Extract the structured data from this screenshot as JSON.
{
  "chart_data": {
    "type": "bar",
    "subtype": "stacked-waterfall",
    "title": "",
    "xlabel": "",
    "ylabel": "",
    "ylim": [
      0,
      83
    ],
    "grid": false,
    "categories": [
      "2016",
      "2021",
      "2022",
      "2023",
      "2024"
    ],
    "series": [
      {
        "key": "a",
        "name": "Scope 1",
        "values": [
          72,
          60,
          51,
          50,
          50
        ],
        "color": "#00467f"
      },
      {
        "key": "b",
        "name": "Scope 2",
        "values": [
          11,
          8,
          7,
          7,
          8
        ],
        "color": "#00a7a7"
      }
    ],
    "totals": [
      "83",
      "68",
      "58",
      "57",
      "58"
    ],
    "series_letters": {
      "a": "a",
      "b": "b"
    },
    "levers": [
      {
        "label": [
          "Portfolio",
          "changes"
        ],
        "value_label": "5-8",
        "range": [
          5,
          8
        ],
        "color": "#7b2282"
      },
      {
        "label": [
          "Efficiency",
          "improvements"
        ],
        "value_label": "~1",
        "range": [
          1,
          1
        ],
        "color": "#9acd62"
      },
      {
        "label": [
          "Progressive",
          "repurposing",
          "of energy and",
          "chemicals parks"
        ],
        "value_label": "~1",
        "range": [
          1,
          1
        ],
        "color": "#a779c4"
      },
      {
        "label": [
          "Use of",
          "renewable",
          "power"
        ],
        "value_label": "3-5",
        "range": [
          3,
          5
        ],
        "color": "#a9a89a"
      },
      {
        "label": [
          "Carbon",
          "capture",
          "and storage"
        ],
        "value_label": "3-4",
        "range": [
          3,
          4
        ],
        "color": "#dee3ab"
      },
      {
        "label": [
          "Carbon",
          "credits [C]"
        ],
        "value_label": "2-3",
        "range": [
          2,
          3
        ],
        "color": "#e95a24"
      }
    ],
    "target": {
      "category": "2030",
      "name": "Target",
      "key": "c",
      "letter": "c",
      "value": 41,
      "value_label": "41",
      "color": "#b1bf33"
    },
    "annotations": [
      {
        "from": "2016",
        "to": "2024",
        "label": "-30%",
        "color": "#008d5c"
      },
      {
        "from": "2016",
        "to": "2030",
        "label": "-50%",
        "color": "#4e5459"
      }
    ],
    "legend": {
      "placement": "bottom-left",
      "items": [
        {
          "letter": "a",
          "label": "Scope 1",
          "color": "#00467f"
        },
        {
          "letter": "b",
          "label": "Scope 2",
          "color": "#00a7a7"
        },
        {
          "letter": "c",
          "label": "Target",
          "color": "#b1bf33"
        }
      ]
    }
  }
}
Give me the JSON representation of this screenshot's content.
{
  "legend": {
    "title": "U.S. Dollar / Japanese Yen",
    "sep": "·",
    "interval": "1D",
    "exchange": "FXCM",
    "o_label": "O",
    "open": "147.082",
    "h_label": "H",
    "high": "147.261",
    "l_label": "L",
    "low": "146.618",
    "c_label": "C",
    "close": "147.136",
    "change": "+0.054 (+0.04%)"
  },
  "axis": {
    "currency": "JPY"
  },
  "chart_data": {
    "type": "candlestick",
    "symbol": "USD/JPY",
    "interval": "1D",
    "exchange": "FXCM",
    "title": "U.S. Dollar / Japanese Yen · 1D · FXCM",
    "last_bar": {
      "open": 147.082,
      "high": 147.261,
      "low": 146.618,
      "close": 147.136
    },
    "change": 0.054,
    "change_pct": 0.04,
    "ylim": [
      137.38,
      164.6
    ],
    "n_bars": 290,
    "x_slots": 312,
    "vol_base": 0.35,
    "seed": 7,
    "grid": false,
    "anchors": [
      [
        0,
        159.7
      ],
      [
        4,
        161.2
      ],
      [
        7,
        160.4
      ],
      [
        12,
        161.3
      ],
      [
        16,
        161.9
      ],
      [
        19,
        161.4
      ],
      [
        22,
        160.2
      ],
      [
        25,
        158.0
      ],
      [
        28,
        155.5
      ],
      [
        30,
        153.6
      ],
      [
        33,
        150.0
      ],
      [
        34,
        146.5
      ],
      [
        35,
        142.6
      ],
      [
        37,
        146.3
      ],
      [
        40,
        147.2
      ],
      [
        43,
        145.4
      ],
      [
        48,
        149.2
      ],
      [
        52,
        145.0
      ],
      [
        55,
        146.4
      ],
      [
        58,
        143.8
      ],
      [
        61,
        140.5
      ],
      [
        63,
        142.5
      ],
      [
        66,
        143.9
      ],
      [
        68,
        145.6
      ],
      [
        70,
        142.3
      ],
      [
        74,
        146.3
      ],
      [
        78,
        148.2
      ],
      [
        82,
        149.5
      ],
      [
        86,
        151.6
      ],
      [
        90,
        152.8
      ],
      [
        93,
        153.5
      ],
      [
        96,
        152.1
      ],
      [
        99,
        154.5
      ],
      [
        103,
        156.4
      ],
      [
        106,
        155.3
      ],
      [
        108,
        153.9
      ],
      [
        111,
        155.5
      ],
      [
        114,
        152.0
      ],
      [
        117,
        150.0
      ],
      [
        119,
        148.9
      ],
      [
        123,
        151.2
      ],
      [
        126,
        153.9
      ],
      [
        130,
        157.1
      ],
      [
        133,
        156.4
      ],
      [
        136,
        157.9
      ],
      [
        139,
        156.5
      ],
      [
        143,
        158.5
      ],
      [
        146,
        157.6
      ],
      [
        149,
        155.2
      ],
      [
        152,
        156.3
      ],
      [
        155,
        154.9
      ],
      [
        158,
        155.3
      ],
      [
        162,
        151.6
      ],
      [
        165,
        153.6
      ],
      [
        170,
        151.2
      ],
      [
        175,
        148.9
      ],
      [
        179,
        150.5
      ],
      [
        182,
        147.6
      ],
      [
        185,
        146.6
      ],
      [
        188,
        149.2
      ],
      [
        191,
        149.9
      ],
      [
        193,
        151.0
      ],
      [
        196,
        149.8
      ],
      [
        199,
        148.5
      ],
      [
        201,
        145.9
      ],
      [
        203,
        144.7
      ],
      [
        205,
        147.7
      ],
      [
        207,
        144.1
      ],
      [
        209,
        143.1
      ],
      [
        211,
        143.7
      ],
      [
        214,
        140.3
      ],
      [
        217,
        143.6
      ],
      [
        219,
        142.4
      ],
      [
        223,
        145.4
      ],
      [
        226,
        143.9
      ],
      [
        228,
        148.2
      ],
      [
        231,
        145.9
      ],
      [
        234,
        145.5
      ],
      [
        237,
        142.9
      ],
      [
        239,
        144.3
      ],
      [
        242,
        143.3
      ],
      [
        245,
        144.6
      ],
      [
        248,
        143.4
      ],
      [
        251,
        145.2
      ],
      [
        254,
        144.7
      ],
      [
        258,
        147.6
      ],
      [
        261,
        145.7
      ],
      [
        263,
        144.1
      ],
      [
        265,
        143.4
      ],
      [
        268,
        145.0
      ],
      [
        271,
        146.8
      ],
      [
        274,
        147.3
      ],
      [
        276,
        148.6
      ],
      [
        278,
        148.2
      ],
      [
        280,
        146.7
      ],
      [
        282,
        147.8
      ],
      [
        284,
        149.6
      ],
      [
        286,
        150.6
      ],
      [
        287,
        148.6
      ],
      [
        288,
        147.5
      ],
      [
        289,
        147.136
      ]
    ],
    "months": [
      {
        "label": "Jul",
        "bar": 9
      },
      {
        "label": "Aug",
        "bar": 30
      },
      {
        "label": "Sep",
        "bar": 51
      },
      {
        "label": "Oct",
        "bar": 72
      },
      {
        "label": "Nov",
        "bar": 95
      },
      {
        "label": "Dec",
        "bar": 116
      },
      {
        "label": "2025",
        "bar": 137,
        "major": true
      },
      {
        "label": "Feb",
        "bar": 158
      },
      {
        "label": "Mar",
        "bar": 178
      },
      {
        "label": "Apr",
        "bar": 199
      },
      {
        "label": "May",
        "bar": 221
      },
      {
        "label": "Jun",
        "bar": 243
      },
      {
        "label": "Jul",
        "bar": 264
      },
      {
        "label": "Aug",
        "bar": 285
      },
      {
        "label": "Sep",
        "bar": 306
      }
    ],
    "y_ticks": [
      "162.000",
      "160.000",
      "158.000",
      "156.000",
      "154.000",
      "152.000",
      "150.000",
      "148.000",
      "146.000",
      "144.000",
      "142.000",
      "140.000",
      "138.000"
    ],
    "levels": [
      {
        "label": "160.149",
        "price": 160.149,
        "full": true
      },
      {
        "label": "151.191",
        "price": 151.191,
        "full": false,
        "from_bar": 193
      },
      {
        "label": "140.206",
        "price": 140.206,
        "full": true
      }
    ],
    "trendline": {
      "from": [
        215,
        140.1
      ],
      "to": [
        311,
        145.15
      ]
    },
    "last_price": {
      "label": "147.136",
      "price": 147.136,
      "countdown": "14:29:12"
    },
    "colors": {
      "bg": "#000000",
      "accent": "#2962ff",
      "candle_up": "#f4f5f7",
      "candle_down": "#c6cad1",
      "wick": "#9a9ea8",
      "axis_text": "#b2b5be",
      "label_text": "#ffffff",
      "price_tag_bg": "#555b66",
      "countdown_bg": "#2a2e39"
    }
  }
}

———

| DIRECTIVE |
Scan the material above. Extract every line in which the word "title" occurs.

| CORRECT ANSWER |
    "title": "",
    "title": "U.S. Dollar / Japanese Yen",
    "title": "U.S. Dollar / Japanese Yen · 1D · FXCM",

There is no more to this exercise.